### Rows
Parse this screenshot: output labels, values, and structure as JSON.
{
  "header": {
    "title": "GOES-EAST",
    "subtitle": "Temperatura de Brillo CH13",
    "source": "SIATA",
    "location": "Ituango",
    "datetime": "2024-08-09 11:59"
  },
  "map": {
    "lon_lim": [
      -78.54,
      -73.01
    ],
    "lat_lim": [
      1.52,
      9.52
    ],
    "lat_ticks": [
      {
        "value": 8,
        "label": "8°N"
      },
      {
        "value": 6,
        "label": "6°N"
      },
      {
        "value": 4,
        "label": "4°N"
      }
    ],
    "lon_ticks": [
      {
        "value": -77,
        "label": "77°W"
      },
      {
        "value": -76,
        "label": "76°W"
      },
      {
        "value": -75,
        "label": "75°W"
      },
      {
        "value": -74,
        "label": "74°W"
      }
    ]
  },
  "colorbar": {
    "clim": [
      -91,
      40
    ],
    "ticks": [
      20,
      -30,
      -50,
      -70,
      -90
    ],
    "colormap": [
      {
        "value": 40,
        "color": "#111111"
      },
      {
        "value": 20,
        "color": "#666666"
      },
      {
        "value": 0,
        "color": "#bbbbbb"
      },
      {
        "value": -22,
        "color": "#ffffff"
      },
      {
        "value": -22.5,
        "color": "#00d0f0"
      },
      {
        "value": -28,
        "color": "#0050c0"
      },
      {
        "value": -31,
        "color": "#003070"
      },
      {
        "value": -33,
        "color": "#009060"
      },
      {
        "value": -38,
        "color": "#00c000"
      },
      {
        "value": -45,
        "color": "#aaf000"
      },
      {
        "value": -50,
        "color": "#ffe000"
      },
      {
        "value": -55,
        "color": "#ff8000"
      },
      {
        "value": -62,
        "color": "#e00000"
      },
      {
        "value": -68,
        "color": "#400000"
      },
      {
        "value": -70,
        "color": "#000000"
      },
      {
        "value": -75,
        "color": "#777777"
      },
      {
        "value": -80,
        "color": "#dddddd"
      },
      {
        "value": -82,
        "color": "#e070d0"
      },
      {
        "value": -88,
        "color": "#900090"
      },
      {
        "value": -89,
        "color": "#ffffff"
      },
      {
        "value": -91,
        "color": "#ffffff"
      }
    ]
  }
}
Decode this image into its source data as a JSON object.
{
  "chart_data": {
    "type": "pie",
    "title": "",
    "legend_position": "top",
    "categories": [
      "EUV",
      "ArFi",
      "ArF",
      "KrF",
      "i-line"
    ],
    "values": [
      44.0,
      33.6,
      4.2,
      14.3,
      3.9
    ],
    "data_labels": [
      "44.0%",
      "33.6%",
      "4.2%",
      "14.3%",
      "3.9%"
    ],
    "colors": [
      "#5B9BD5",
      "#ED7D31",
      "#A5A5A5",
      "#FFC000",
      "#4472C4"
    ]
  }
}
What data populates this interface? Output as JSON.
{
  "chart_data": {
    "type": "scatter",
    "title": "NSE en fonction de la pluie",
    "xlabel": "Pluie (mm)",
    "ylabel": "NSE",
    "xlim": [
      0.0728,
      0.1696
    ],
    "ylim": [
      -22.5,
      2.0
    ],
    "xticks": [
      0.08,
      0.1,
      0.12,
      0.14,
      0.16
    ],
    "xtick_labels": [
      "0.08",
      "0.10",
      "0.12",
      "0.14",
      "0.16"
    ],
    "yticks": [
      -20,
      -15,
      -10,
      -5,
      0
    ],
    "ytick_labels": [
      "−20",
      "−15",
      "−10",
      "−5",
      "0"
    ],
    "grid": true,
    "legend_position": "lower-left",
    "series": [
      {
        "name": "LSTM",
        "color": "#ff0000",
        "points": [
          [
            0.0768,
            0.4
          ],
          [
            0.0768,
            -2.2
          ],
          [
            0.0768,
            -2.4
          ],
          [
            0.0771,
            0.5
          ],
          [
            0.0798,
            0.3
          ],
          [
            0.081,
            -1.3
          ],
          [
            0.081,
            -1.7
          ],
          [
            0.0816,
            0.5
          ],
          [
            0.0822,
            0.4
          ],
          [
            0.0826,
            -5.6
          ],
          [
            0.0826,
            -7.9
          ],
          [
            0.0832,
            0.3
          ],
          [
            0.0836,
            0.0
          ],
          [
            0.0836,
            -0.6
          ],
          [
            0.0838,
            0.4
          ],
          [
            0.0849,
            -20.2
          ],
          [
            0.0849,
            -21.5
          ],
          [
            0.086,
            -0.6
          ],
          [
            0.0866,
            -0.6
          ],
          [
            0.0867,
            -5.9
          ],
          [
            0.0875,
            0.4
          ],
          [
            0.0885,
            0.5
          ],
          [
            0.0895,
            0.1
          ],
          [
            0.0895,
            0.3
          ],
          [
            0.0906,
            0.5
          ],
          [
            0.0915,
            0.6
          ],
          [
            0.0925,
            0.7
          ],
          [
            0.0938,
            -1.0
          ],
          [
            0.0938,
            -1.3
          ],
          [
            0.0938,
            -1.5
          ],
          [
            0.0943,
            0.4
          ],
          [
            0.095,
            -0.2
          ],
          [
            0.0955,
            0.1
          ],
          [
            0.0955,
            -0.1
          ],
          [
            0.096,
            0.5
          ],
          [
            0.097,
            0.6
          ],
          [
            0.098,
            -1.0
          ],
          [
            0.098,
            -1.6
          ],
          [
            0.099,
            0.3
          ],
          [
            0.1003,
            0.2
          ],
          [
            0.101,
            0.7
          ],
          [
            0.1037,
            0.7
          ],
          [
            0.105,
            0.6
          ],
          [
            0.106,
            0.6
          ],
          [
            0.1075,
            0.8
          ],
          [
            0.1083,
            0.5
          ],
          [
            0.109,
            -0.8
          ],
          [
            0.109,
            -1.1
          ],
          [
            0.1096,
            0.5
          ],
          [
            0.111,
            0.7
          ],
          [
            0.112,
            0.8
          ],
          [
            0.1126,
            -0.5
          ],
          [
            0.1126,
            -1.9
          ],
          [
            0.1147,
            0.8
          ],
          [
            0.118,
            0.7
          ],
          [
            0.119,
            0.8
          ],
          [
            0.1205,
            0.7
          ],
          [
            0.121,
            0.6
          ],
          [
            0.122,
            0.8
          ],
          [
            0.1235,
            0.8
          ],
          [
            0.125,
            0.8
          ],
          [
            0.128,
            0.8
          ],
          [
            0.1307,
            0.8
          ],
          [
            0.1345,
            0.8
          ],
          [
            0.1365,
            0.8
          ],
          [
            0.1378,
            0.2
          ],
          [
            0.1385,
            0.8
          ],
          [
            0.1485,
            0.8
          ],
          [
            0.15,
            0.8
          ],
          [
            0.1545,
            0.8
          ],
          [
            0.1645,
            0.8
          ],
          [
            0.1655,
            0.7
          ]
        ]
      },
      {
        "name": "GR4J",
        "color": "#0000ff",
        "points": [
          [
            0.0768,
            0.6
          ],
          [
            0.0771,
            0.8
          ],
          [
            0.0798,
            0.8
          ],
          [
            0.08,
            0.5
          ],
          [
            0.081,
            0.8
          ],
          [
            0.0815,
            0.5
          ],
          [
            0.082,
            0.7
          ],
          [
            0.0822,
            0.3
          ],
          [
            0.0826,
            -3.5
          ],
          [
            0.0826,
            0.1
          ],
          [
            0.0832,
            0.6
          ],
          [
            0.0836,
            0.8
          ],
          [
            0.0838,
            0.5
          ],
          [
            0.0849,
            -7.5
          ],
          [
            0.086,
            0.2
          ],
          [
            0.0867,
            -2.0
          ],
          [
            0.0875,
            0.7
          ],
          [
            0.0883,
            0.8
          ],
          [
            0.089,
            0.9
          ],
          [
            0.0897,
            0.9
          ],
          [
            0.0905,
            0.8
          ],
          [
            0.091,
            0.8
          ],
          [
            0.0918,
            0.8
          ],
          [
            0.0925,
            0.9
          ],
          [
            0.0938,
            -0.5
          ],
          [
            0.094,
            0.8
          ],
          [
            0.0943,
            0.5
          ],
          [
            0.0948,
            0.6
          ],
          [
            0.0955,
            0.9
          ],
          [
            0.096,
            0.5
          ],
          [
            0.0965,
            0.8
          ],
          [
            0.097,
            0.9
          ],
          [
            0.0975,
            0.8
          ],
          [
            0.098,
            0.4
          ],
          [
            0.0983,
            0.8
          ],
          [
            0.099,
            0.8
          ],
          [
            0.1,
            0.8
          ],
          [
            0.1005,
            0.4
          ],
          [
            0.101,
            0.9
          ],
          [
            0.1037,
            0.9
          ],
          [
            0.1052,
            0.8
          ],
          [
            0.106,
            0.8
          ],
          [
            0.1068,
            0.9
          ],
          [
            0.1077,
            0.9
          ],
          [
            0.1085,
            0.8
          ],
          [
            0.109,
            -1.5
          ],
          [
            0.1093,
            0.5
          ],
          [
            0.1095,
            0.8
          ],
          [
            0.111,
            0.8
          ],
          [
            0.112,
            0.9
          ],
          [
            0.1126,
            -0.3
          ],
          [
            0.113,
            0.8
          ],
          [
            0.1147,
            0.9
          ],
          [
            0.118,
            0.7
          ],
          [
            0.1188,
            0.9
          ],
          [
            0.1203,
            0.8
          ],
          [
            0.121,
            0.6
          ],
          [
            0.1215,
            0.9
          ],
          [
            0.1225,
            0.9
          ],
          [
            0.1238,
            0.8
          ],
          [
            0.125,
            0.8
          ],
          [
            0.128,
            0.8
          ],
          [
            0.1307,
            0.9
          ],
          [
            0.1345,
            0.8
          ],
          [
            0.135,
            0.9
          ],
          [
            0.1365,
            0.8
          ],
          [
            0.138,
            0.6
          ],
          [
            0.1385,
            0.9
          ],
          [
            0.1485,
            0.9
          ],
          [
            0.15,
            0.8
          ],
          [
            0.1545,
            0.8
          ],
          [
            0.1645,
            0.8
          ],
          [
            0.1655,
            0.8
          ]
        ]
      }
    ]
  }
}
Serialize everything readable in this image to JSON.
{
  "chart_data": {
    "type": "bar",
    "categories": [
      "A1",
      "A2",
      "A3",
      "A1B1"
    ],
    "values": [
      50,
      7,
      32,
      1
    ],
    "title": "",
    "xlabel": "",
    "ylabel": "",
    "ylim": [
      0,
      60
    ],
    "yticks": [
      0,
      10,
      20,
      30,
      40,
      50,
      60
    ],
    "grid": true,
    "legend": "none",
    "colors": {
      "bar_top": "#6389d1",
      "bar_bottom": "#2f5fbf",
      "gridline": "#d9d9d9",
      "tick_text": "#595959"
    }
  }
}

### Exercise details
Say, as a bare number, how many lines in the entries above include the string "image".

### Final answer
2